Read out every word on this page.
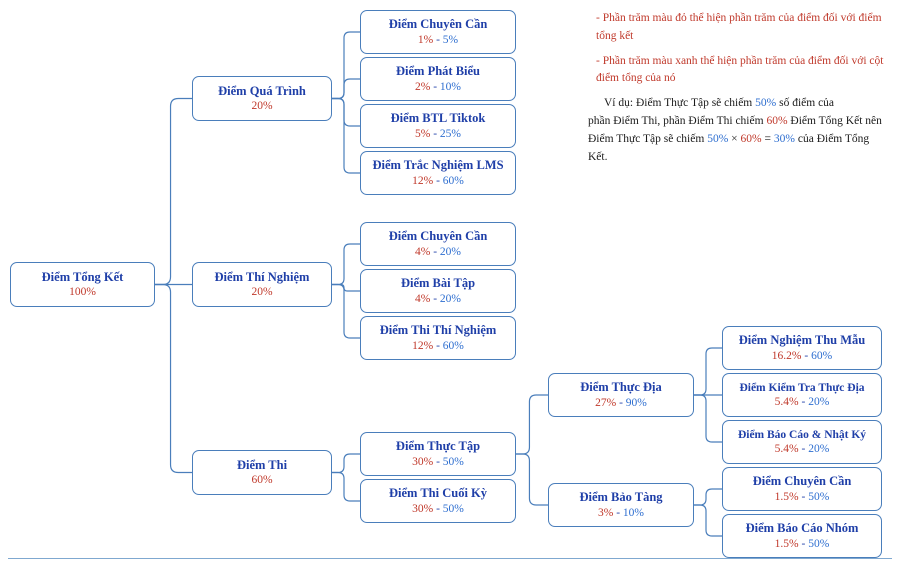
Điểm Tổng Kết
100%
Điểm Quá Trình
20%
Điểm Thí Nghiệm
20%
Điểm Thi
60%
Điểm Chuyên Cần
1% - 5%
Điểm Phát Biểu
2% - 10%
Điểm BTL Tiktok
5% - 25%
Điểm Trắc Nghiệm LMS
12% - 60%
Điểm Chuyên Cần
4% - 20%
Điểm Bài Tập
4% - 20%
Điểm Thi Thí Nghiệm
12% - 60%
Điểm Thực Tập
30% - 50%
Điểm Thi Cuối Kỳ
30% - 50%
Điểm Thực Địa
27% - 90%
Điểm Bảo Tàng
3% - 10%
Điểm Nghiệm Thu Mẫu
16.2% - 60%
Điểm Kiểm Tra Thực Địa
5.4% - 20%
Điểm Báo Cáo & Nhật Ký
5.4% - 20%
Điểm Chuyên Cần
1.5% - 50%
Điểm Báo Cáo Nhóm
1.5% - 50%
- Phần trăm màu đỏ thể hiện phần trăm của điểm đối với điểm tổng kết
- Phần trăm màu xanh thể hiện phần trăm của điểm đối với cột điểm tổng của nó
Ví dụ: Điểm Thực Tập sẽ chiếm 50% số điểm của
phần Điểm Thi, phần Điểm Thi chiếm 60% Điểm Tổng Kết nên Điểm Thực Tập sẽ chiếm 50% × 60% = 30% của Điểm Tổng Kết.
========================================
Aim: Extract each line from the entries above that contains the string "phần".

Finished answer:
- Phần trăm màu đỏ thể hiện phần trăm của điểm đối với điểm tổng kết
- Phần trăm màu xanh thể hiện phần trăm của điểm đối với cột điểm tổng của nó
phần Điểm Thi, phần Điểm Thi chiếm 60% Điểm Tổng Kết nên Điểm Thực Tập sẽ chiếm 50% × 60% = 30% của Điểm Tổng Kết.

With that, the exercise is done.